» WHAT TO PRODUCE: Among the following entries, count the lines that contain "purple" and report only the result.

[THE DATA start]

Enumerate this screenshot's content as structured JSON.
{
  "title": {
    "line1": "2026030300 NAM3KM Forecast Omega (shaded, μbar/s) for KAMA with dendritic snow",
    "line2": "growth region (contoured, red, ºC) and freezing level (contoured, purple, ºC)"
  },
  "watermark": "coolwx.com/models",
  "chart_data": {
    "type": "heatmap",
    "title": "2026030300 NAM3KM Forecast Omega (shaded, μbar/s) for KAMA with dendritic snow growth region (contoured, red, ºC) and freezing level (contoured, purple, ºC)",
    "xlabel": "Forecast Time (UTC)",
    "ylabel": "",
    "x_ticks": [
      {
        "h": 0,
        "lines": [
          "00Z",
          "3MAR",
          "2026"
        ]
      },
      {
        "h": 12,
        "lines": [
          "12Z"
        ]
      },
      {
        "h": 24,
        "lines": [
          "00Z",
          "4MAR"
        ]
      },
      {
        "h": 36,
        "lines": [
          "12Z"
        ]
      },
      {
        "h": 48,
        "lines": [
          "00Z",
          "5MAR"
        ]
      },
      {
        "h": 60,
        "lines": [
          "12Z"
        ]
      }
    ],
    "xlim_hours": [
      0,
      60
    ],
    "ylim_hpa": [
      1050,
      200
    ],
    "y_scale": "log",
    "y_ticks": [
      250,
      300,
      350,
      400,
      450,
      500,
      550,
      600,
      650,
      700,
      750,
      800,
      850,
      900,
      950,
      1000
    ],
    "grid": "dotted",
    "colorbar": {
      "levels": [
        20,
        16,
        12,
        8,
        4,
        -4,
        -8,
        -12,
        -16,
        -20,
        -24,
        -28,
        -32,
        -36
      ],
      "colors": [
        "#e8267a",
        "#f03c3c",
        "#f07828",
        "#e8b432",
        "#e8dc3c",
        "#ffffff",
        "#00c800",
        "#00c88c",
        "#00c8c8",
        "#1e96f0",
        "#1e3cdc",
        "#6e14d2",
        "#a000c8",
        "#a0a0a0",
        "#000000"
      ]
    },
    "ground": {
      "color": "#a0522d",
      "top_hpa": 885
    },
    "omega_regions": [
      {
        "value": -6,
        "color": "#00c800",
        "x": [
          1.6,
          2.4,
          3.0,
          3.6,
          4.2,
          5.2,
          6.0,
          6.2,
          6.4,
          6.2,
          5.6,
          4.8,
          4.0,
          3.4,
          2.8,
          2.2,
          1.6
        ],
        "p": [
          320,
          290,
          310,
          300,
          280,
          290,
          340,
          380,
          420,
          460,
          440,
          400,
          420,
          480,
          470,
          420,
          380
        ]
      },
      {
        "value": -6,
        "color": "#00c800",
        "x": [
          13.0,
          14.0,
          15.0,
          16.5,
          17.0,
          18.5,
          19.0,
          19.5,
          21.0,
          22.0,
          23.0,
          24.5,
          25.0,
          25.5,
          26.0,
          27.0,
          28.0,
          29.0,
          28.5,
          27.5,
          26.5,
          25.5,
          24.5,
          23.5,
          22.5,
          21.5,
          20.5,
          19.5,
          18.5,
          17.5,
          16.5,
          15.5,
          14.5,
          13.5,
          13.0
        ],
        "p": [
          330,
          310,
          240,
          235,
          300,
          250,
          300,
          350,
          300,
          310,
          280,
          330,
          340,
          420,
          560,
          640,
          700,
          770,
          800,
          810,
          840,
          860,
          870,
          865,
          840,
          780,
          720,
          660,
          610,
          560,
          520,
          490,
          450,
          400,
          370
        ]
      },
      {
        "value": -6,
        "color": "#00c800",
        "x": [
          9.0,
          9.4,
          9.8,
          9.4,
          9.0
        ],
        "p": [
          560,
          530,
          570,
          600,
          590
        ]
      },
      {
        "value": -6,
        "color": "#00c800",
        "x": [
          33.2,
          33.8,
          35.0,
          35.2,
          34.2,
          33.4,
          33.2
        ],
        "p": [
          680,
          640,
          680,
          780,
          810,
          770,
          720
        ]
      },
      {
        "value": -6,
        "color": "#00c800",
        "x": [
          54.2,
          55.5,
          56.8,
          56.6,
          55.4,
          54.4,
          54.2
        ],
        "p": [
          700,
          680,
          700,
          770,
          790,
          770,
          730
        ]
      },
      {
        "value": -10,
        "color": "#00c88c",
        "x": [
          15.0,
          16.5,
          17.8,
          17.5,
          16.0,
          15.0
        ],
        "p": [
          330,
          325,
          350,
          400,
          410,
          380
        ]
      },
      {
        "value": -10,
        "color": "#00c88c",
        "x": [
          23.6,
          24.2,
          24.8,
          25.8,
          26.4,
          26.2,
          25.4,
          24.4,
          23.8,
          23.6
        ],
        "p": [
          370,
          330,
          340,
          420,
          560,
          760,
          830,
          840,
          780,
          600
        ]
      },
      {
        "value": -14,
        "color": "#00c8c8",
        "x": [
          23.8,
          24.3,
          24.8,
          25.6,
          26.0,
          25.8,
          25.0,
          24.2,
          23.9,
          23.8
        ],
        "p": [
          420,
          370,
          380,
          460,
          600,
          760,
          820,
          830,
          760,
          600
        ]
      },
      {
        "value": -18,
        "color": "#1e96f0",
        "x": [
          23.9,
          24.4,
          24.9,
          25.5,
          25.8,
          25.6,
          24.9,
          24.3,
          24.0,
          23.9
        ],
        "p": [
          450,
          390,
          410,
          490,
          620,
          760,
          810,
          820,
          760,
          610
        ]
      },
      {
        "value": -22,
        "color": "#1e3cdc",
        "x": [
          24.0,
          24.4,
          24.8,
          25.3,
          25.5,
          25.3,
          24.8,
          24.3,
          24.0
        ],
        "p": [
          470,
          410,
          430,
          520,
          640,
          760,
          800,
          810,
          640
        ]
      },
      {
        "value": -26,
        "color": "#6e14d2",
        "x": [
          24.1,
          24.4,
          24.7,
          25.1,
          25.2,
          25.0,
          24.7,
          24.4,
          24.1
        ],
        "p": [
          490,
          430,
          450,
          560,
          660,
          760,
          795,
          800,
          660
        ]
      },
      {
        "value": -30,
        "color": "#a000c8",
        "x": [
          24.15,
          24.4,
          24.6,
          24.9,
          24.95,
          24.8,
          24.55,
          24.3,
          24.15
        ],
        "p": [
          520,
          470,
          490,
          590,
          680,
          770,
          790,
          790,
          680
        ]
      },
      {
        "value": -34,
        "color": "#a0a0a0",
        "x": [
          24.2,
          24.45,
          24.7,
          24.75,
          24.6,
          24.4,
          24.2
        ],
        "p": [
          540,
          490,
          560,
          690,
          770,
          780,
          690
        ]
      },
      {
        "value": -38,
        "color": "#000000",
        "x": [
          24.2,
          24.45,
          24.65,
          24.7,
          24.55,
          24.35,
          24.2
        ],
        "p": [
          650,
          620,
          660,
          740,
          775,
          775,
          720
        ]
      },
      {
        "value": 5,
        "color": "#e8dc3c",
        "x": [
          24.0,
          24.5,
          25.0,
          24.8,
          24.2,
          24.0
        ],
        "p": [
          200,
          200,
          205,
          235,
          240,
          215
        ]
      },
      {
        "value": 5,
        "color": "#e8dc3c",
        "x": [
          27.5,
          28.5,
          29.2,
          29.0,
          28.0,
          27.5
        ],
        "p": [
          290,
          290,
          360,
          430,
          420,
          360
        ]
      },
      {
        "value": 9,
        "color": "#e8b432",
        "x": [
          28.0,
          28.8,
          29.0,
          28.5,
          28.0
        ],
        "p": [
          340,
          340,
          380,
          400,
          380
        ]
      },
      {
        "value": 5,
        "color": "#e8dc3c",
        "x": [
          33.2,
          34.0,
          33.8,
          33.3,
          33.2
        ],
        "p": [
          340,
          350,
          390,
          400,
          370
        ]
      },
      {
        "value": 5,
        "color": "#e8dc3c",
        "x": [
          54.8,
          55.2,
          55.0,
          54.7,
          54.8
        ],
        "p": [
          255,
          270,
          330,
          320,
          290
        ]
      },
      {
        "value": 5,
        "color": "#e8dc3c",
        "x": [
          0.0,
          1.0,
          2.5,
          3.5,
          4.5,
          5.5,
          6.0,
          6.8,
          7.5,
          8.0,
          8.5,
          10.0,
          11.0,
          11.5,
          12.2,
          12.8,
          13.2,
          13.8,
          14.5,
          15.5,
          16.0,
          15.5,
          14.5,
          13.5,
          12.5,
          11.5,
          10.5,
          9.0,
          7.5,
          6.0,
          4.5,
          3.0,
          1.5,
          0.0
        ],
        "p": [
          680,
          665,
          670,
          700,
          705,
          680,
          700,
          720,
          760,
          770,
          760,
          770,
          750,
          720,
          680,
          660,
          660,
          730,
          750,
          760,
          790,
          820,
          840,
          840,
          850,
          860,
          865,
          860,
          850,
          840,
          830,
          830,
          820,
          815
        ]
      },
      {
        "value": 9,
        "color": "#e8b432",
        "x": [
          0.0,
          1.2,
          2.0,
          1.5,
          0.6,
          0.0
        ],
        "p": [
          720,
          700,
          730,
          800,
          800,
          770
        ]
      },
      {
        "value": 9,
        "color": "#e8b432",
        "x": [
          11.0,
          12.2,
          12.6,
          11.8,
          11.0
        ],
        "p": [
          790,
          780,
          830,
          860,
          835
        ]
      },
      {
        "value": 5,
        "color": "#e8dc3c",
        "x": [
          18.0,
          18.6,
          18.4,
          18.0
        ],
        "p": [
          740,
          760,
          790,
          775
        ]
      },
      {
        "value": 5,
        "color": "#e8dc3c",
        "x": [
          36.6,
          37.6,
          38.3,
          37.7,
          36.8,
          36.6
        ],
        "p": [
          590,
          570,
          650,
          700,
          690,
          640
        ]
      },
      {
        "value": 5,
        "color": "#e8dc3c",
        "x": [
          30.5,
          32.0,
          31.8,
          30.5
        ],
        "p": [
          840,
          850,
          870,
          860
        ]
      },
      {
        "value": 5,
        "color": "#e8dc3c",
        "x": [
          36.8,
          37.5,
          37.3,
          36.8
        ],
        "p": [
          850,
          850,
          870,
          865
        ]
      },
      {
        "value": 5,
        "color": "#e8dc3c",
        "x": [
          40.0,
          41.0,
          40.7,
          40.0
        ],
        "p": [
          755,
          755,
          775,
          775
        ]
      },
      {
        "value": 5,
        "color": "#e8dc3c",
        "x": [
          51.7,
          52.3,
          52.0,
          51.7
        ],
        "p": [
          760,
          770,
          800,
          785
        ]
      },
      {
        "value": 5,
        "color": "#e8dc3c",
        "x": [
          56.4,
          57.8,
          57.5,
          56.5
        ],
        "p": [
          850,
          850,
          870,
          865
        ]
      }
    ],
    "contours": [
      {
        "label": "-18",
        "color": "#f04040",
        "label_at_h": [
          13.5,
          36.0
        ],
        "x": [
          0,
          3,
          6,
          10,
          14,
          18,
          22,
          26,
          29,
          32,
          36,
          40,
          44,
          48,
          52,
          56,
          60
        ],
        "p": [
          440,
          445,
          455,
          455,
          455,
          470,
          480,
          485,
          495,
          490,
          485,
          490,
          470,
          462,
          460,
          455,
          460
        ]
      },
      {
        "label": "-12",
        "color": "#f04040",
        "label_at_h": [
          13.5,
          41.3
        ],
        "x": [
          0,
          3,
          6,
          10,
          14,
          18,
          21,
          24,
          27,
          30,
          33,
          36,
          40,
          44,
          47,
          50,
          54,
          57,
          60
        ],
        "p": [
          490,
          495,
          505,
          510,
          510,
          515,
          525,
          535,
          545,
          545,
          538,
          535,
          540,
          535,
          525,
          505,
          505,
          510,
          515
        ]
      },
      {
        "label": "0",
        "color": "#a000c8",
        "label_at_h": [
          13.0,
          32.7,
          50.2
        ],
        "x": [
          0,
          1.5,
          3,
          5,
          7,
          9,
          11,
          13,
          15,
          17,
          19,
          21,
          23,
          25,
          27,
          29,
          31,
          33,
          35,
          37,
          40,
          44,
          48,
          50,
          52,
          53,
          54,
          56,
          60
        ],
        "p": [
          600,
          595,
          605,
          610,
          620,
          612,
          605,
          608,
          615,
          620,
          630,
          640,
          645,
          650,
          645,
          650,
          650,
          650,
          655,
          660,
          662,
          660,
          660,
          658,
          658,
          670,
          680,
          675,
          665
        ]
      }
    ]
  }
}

[THE DATA end]

» OUTPUT OF THE EXERCISE: 2